◆ **Trecho para análise**
# # #

Bióloga e professora do Instituto Nacional da Mata Atlântica (INMA) no Espírito Santo, Juliana desenvolve um projeto inovador que utiliza DNA ambiental, material genético deixado por organismos no ambiente em forma de células, secreções, tecidos ou resíduos, para desvendar interações ecológicas que escapam aos métodos tradicionais de observação. O estudo será aplicado em diferentes áreas da Bacia do Rio Doce, incluindo regiões degradadas e em restauração, onde as redes de polinização ainda carregam cicatrizes do rompimento da barragem de Fundão e de outros impactos históricos.
A abordagem permite identificar espécies que estiveram presentes mesmo sem tê-las visto. Assim, Juliana busca revelar relações sutis e complexas entre plantas, abelhas, borboletas e outros polinizadores. “A gente costuma olhar para insetos só como pragas, mas eles prestam um serviço imenso para nós. A polinização tem um valor ambiental e econômico enorme e precisamos conservar esses animais”, ressalta. No Brasil, estima-se que apenas quatro culturas agrícolas, café, maçã, soja e laranja, movimentam sozinhas cerca de R$43 bilhões anuais graças aos polinizadores.
Ao integrar ferramentas de biologia molecular com ecologia e conservação, a pesquisa abre caminho para diagnósticos mais precisos, instrumentos inéditos de monitoramento e políticas públicas mais eficientes. A expectativa é que os resultados ajudem a orientar estratégias de recuperação ambiental na Mata Atlântica e fortaleçam a proteção das espécies responsáveis por manter florestas, paisagens e sistemas agrícolas funcionando.
A vocação científica de Juliana nasceu cedo, ainda na infância, quando programas sobre animais e meio ambiente despertaram sua curiosidade. Depois de ingressar na biologia, encontrou na botânica e, mais tarde, nos estudos sobre abelhas, uma combinação apaixonante entre pesquisa, natureza e sentido de propósito. Foi assim que a polinização se tornou o eixo central de sua trajetória acadêmica.
Mas o caminho foi marcado também por desafios, muitos deles atravessados pelo fato de ser mulher na ciência. Juliana relata já ter ouvido comentários comparativos e deslegitimizadores sobre seu trabalho, além de expectativas sociais que recaem especialmente sobre mães cientistas. A maternidade, vivida no final do doutorado, trouxe um período de incertezas, dificuldades e renúncias, intensificado pela saúde frágil do filho recém-nascido. Entre idas à UTI, cobranças internas e oportunidades perdidas, quase desistiu. Mas seguiu e, mais tarde, conquistou a estabilidade tão sonhada com a aprovação em concurso.

# # #

◆ **Dados brutos**
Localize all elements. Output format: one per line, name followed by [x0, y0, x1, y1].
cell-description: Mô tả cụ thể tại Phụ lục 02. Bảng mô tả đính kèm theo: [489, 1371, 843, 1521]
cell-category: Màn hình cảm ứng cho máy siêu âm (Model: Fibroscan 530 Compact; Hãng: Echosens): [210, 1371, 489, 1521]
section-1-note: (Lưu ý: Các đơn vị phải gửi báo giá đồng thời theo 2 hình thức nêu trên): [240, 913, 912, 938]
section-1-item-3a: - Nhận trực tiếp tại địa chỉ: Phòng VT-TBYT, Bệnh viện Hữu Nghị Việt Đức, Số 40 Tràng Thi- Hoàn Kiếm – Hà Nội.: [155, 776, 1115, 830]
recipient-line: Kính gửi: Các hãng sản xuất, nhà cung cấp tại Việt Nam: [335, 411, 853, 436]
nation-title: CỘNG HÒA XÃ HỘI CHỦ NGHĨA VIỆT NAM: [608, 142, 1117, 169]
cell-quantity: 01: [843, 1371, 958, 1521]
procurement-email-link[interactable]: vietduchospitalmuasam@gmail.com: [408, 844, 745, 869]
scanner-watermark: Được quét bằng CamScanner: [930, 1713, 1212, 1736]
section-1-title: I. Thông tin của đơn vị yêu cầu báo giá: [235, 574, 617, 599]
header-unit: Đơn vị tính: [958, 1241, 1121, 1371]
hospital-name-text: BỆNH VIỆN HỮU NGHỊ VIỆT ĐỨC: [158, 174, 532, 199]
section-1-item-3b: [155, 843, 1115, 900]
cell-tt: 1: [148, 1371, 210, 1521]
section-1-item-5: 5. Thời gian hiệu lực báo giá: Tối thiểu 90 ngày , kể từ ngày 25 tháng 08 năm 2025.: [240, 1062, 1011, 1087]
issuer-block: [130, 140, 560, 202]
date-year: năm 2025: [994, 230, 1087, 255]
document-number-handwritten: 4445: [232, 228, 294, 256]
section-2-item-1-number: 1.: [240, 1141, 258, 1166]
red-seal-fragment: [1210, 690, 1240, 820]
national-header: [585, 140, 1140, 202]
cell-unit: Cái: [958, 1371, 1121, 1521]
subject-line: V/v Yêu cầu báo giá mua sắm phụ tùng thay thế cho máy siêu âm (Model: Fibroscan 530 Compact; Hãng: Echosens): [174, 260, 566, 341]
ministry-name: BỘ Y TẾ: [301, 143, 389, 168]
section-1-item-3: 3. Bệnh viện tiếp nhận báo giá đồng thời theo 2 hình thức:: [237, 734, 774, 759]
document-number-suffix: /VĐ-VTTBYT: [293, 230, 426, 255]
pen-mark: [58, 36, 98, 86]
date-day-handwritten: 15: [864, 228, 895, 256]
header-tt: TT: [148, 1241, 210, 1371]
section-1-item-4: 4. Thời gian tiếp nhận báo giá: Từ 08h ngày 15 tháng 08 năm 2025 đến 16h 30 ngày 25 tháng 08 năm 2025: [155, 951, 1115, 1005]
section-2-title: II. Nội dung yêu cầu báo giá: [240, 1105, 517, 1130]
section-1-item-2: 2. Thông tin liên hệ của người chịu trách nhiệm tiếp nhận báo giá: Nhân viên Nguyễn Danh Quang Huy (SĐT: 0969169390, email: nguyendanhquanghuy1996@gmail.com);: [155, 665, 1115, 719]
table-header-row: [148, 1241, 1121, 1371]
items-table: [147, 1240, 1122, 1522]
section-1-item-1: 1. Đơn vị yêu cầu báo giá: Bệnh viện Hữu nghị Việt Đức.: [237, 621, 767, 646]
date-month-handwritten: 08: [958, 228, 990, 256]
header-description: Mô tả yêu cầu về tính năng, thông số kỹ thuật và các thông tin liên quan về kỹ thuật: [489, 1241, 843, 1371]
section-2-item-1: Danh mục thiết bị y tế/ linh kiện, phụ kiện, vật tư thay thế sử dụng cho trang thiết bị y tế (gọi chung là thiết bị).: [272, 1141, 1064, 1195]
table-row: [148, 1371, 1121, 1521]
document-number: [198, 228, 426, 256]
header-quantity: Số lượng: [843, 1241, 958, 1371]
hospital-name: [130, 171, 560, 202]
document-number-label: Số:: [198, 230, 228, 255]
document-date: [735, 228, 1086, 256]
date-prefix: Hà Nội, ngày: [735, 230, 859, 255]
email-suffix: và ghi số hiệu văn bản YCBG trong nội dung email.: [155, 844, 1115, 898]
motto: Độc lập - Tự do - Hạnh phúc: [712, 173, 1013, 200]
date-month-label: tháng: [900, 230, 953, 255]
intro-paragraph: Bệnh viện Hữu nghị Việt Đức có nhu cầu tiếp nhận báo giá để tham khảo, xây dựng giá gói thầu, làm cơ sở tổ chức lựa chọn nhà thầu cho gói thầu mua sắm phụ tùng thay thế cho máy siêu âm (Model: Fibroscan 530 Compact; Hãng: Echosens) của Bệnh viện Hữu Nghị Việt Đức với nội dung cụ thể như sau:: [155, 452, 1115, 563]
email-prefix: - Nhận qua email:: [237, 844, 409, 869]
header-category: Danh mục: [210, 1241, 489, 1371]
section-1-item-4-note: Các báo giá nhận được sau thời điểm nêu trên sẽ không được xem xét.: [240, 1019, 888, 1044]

# # #

◆ **Tarefa A**
Pode reescrever de forma mais breve o parágrafo do trecho sobre a pesquisa de Juliana que começa com "Mas o caminho foi marcado", mantendo os fatos principais?
◆ **Tarefa B**
Pode estender o trecho sobre a pesquisa de Juliana com um novo parágrafo que comece logo após a última frase?
As linhas não têm nenhuma relação com o trecho sobre a pesquisa de Juliana.

◆ **Resposta A**
Por ser mulher na ciência, Juliana enfrentou desafios como comentários comparativos e deslegitimizadores sobre seu trabalho e expectativas sociais que pesam sobre mães cientistas. A maternidade, no fim do doutorado, trouxe incertezas, dificuldades e renúncias, agravadas pela saúde frágil do filho recém-nascido. Entre idas à UTI, cobranças internas e oportunidades perdidas, quase desistiu. Mesmo assim seguiu em frente e, mais tarde, alcançou a estabilidade ao ser aprovada em concurso.

◆ **Resposta B**
Sua jornada também foi moldada por redes de apoio e referências femininas, como sua orientadora, que se tornou modelo de liderança e de resistência. Hoje, Juliana retribui esse legado ao inspirar novas pesquisadoras, defender igualdade de oportunidades e integrar grupos que estudam a participação das mulheres na ciência. “Precisamos de modelos femininos. Os dados mostram que existe uma desistência no meio do caminho. É fundamental quebrar esses paradigmas”, afirma.
Receber o prêmio Para Mulheres na Ciência, ela diz, foi como um respiro após muitos anos de rejeições, editais não aprovados e incertezas. “A gente escuta tantos nãos. Ser reconhecida em um prêmio tão concorrido ajuda a enxergar que estou no caminho certo.”
Para além da trajetória pessoal, Juliana celebra o impacto coletivo que a premiação pode gerar: dar visibilidade ao trabalho desenvolvido no Instituto Nacional da Mata Atlântica, fortalecer pesquisas sobre polinizadores e ampliar o debate nacional sobre a conservação desses organismos que sustentam a biodiversidade e a segurança alimentar.
Sua meta é ambiciosa e urgente: incluir os polinizadores no centro das agendas ambientais e de políticas públicas. E fazer com que a ciência, sensível, rigorosa e transformadora, continue guiando caminhos para restaurar e proteger a vida em uma das florestas mais ameaçadas do planeta.